[Begin Dataset content]

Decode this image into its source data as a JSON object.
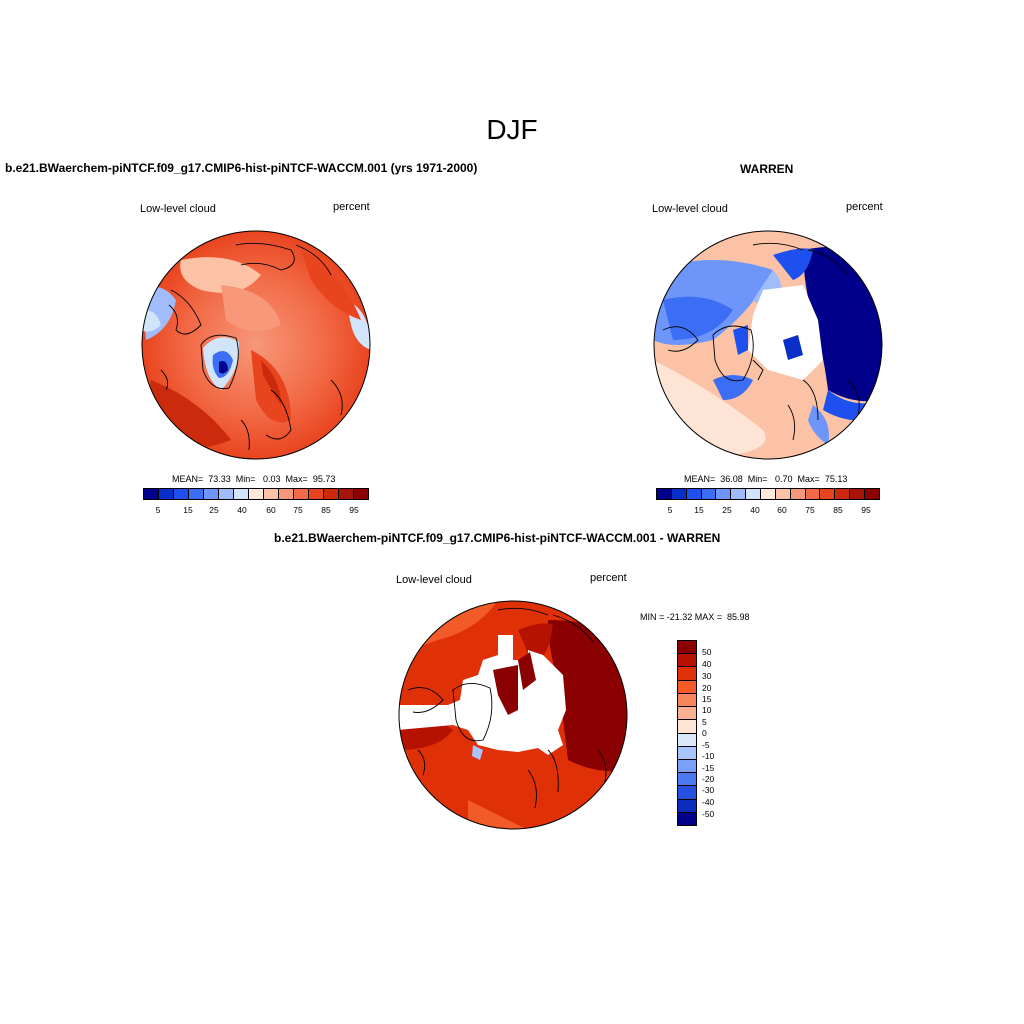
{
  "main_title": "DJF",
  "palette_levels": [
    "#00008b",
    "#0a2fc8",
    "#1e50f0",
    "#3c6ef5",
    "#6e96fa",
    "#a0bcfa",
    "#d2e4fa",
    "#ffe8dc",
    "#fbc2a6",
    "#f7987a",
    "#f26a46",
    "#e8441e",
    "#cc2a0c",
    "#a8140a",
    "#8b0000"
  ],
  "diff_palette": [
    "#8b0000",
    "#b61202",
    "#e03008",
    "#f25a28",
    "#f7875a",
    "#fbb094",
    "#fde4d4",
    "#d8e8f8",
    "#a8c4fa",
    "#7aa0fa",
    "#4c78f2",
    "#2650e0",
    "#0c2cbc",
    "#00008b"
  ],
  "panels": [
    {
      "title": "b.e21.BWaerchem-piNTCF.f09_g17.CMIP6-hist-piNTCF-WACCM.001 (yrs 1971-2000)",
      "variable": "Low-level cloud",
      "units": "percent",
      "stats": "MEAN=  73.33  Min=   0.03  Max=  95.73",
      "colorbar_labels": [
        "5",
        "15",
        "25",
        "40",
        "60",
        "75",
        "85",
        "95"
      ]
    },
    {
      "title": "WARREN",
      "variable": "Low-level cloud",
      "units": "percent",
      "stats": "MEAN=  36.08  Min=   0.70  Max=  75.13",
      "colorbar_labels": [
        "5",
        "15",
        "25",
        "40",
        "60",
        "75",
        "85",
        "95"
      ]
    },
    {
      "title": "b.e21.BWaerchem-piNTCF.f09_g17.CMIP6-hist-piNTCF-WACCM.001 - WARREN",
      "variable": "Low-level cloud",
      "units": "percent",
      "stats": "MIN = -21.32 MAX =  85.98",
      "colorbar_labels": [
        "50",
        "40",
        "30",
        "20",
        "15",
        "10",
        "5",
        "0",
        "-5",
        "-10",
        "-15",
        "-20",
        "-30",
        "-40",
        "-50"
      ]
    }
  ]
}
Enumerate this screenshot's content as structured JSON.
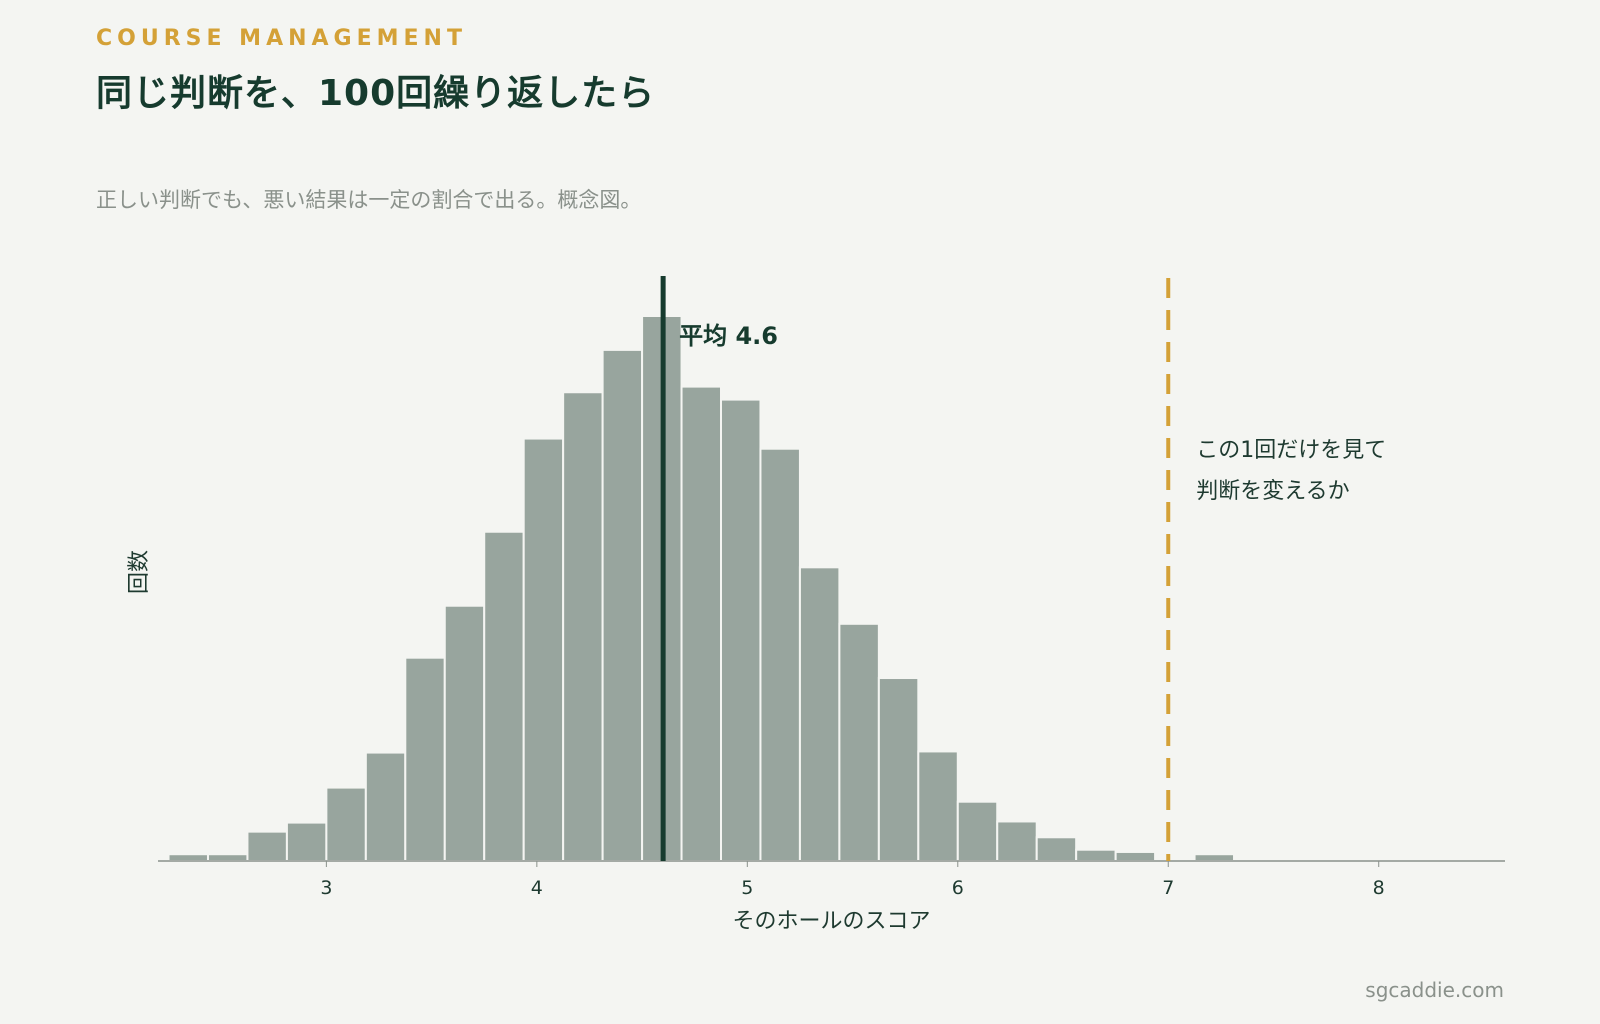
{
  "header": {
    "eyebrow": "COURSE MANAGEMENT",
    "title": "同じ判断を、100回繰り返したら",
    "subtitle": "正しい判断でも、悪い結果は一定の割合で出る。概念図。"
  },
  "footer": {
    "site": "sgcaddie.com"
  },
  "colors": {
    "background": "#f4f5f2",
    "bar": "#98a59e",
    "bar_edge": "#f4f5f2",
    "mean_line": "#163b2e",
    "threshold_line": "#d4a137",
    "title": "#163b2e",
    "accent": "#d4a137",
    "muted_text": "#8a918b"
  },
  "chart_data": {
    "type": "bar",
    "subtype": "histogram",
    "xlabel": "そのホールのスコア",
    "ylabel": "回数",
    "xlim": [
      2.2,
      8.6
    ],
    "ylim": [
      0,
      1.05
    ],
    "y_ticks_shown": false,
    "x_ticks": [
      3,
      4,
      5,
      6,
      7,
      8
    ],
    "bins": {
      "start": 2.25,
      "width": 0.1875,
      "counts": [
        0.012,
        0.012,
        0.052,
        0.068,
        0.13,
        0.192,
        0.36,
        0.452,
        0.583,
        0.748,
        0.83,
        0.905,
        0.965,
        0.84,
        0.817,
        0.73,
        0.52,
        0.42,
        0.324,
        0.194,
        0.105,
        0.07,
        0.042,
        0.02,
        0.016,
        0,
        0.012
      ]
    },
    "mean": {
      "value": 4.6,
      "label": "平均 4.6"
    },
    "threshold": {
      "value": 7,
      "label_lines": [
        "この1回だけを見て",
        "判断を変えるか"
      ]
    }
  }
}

[End Dataset content]
[Begin Dataset content]

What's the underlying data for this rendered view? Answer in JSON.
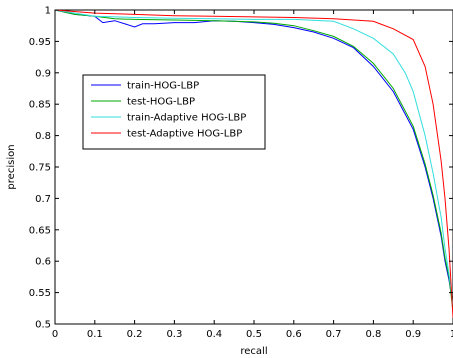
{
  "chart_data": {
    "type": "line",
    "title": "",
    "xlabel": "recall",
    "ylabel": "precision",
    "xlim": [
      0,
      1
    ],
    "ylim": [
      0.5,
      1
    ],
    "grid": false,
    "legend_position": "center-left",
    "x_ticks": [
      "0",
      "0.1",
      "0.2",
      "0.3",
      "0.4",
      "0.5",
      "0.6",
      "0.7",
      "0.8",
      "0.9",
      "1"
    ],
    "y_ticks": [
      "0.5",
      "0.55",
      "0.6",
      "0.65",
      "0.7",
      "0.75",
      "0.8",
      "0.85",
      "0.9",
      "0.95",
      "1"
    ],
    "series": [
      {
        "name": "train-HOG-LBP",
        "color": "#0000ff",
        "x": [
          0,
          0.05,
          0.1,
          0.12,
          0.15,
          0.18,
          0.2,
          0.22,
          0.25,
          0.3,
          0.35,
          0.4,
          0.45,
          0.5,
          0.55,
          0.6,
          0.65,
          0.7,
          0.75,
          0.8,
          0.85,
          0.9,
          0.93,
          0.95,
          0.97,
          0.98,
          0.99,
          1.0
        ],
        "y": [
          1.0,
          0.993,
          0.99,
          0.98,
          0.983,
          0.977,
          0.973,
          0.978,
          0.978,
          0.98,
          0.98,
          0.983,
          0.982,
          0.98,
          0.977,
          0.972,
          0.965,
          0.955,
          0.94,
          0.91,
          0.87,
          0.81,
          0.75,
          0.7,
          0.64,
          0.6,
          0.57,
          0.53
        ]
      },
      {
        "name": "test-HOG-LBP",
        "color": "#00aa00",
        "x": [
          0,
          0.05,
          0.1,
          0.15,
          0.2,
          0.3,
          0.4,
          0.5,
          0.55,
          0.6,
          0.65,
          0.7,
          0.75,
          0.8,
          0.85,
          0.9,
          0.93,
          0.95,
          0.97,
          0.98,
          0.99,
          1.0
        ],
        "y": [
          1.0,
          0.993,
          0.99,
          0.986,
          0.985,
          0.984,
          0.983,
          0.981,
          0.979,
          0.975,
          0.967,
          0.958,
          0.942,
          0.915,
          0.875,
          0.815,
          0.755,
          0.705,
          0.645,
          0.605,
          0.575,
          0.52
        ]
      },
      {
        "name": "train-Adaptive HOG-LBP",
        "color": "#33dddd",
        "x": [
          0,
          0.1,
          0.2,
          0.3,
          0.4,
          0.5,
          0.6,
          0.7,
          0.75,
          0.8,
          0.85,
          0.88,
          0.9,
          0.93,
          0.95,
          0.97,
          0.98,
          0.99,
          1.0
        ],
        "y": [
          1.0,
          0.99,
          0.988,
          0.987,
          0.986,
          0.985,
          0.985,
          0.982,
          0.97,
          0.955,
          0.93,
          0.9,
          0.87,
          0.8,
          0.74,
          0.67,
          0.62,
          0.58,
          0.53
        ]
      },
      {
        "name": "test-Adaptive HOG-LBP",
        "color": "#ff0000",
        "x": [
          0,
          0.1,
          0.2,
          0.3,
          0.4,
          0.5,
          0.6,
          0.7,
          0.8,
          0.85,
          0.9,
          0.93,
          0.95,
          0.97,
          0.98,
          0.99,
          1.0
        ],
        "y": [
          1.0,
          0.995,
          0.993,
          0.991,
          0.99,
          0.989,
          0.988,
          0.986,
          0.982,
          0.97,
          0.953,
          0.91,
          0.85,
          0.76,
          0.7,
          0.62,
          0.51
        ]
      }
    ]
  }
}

[End Dataset content]

### Task description
In the entries above, identify every line with the string "train".

### Reply to the task
        "name": "train-HOG-LBP",
        "name": "train-Adaptive HOG-LBP",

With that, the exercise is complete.